*TASK BRIEF:*
Which lines of the records contain "JSON"? Collect every one of them.

*SUPPLIED MATERIAL:*
————————

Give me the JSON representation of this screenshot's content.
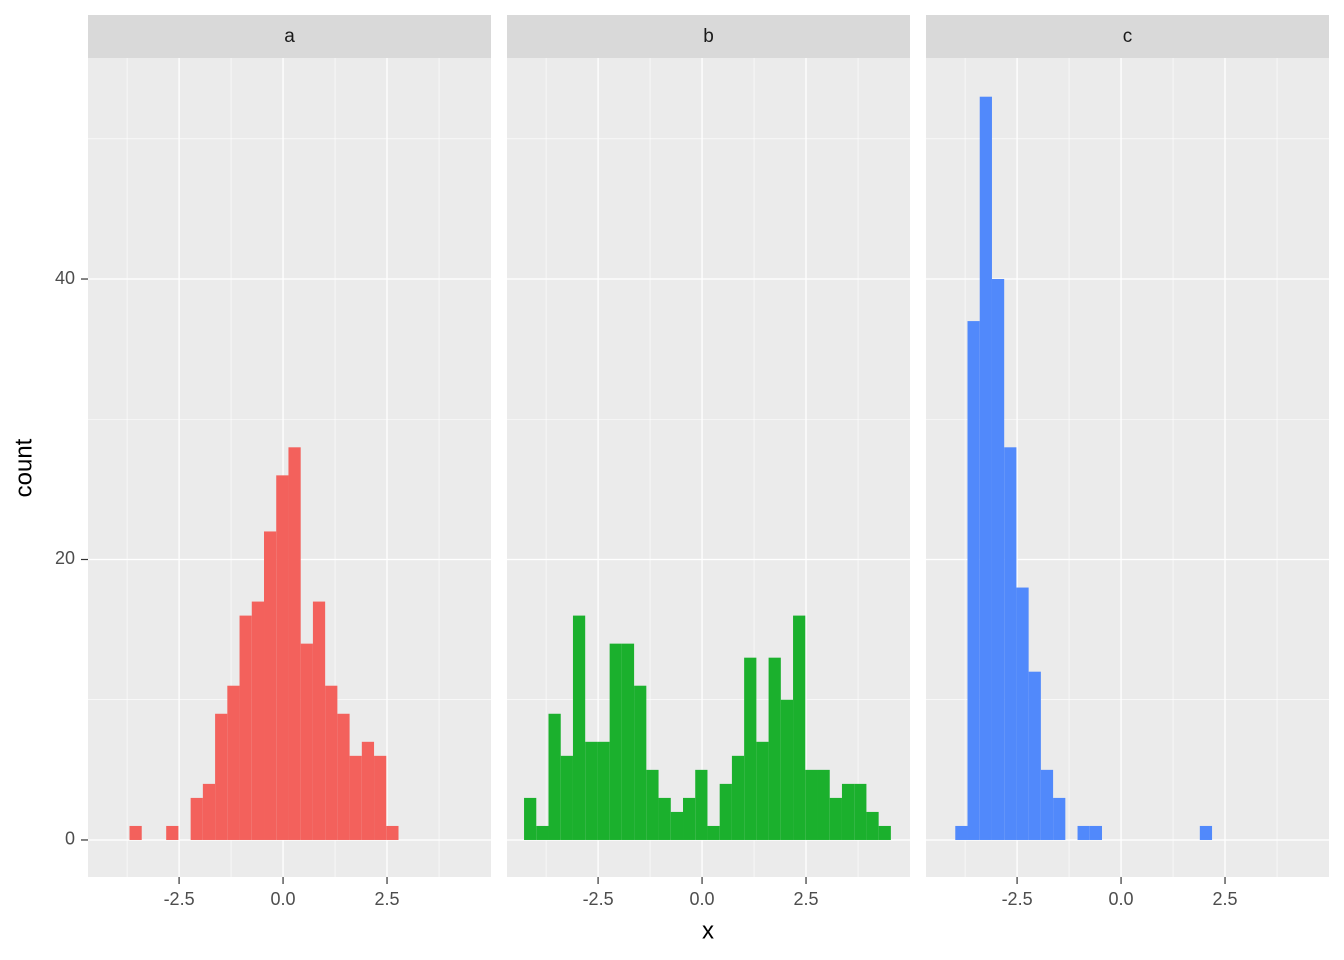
{
  "chart_data": {
    "type": "histogram",
    "x_label": "x",
    "y_label": "count",
    "bins": [
      -4.28,
      -3.986,
      -3.692,
      -3.398,
      -3.104,
      -2.81,
      -2.516,
      -2.222,
      -1.928,
      -1.634,
      -1.34,
      -1.046,
      -0.752,
      -0.458,
      -0.164,
      0.13,
      0.424,
      0.718,
      1.012,
      1.306,
      1.6,
      1.894,
      2.188,
      2.482,
      2.776,
      3.07,
      3.364,
      3.658,
      3.952,
      4.246,
      4.54
    ],
    "facets": [
      {
        "name": "a",
        "color": "#f3615c",
        "values": [
          0,
          0,
          1,
          0,
          0,
          1,
          0,
          3,
          4,
          9,
          11,
          16,
          17,
          22,
          26,
          28,
          14,
          17,
          11,
          9,
          6,
          7,
          6,
          1,
          0,
          0,
          0,
          0,
          0,
          0
        ]
      },
      {
        "name": "b",
        "color": "#1bb02d",
        "values": [
          3,
          1,
          9,
          6,
          16,
          7,
          7,
          14,
          14,
          11,
          5,
          3,
          2,
          3,
          5,
          1,
          4,
          6,
          13,
          7,
          13,
          10,
          16,
          5,
          5,
          3,
          4,
          4,
          2,
          1
        ]
      },
      {
        "name": "c",
        "color": "#5189fb",
        "values": [
          0,
          1,
          37,
          53,
          40,
          28,
          18,
          12,
          5,
          3,
          0,
          1,
          1,
          0,
          0,
          0,
          0,
          0,
          0,
          0,
          0,
          1,
          0,
          0,
          0,
          0,
          0,
          0,
          0,
          0
        ]
      }
    ],
    "xlim": [
      -4.69,
      5.0
    ],
    "ylim": [
      -2.64,
      55.76
    ],
    "xticks": [
      -2.5,
      {
        "value": 0,
        "label": "0.0"
      },
      2.5
    ],
    "yticks": [
      0,
      20,
      40
    ],
    "x_minor_breaks": [
      -3.75,
      -1.25,
      1.25,
      3.75
    ],
    "y_minor_breaks": [
      10,
      30,
      50
    ],
    "grid": true
  }
}
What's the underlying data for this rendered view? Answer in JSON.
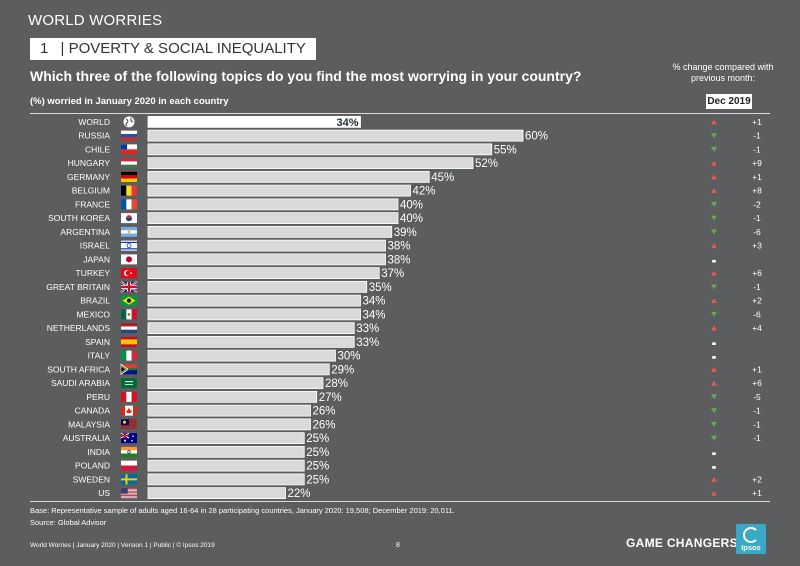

————————

*EXERCISE RESPONSE:*
Give me the JSON representation of this screenshot's content.
What's the underlying data for this rendered view? Answer in JSON.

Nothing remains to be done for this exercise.